-- begin Supplied text --

Nose: Rich and creamy, with citrus undertones - grapefruit most notably. A serious whisky, no doubt, but one with approachable, lighter elements in both the sweetness and citrus characteristics. Mind you this is all with a big whack of peat in the overshadowing the aforementioned notes.

Palate: The peat isn't as pronounced or "in your face" as the nose might suggest. The palate keeps the citrus notes and introduces rich, caramel notes with a hint of maple syrup. The peat lingers, but it's the citrus and sweet dessert-like notes that play the dominant role.

Finish: Long and lingering, with peat and interestingly, notes of breakfast cereal.

Rating (on my very non-scientific scale): 91/100. After re-reading my notes, I realised it may come across as a tamer, lighter Ardbeg. It's not. It's still a peaty, 55% ABV beast of a dram, but manages to also be approachable and simultaneously peaty, sweet and citrusy. A one-trick pony it ain't.

-- end Supplied text --
-- begin Information given --

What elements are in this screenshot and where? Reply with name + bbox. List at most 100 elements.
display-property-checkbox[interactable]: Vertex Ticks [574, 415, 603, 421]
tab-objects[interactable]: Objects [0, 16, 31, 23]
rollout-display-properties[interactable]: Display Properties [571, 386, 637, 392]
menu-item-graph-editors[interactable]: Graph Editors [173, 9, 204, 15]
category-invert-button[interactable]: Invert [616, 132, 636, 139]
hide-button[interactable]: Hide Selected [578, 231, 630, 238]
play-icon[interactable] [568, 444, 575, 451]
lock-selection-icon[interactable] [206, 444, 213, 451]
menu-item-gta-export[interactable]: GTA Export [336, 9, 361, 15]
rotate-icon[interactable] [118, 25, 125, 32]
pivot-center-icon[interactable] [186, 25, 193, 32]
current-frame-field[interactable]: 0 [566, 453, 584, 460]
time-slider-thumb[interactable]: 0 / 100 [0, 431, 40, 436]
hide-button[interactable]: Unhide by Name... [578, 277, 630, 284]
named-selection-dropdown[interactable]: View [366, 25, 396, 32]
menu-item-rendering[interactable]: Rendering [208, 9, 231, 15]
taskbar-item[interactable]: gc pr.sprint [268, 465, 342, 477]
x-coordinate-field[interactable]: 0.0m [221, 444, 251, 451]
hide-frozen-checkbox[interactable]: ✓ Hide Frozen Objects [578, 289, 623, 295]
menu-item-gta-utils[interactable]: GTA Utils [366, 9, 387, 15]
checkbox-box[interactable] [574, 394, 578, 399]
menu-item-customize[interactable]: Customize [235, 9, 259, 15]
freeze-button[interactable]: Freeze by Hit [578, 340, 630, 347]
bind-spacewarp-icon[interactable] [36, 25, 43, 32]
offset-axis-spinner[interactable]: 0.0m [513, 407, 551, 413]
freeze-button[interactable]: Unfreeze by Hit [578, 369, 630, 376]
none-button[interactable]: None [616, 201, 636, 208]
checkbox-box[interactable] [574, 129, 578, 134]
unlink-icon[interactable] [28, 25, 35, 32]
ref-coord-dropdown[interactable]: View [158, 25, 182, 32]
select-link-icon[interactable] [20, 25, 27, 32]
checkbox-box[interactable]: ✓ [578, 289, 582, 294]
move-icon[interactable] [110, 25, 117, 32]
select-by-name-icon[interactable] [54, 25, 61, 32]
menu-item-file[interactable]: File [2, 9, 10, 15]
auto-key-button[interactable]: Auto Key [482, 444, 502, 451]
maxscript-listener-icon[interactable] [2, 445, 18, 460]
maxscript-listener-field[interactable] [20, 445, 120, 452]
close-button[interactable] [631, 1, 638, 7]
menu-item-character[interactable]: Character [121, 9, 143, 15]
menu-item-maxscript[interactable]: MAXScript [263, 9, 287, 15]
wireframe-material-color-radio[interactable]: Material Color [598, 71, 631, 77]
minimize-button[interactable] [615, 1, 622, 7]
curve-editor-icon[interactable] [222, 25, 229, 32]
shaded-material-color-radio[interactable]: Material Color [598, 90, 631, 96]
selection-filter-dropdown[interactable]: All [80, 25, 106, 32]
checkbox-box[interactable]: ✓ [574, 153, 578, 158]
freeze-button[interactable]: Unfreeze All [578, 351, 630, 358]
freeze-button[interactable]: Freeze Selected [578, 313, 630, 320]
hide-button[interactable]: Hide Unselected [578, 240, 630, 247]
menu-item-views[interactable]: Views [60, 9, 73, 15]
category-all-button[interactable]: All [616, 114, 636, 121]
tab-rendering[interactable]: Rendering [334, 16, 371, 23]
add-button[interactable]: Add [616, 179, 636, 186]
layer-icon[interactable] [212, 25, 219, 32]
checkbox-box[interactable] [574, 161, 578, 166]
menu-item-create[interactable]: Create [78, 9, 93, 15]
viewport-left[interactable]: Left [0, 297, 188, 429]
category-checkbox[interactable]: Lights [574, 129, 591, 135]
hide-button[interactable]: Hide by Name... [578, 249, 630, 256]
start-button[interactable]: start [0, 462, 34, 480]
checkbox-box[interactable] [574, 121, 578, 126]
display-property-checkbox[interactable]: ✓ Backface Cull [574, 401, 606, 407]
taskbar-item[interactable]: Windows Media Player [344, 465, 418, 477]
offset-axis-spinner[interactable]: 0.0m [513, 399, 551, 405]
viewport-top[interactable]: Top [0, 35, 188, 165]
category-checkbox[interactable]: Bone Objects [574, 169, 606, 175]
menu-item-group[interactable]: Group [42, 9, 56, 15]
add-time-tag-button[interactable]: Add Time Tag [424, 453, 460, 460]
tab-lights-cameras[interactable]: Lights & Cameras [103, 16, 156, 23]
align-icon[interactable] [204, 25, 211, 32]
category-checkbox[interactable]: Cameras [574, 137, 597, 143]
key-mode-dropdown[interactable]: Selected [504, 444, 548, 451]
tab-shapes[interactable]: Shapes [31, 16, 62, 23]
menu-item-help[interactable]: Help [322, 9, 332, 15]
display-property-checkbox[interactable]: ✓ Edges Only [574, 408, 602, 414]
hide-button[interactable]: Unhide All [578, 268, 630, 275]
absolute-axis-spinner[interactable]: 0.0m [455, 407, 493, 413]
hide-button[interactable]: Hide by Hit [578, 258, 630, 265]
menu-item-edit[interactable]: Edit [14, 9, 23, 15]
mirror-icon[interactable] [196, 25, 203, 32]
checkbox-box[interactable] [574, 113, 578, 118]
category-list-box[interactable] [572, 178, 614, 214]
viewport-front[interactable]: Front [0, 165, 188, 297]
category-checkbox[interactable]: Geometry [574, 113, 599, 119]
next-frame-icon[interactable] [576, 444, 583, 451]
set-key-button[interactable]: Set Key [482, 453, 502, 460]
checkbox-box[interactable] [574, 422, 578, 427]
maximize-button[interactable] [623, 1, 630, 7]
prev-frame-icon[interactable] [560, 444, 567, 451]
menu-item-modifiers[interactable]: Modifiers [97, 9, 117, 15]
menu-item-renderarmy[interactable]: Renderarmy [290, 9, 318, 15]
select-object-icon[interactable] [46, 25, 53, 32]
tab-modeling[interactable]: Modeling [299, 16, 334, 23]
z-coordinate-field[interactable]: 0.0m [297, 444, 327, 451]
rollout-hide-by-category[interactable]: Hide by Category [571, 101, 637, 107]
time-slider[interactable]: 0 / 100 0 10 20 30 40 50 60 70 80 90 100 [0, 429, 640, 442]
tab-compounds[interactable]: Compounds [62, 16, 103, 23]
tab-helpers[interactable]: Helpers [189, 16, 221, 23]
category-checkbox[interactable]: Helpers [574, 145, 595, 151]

-- end Information given --

In the whisky tasting notes, rewrite the passage that begins with "Palate: The peat isn't" and ends with "of breakfast cereal.", substituting "honey" for "maple syrup".

Palate: The peat isn't as pronounced or "in your face" as the nose might suggest. The palate keeps the citrus notes and introduces rich, caramel notes with a hint of honey. The peat lingers, but it's the citrus and sweet dessert-like notes that play the dominant role.

Finish: Long and lingering, with peat and interestingly, notes of breakfast cereal.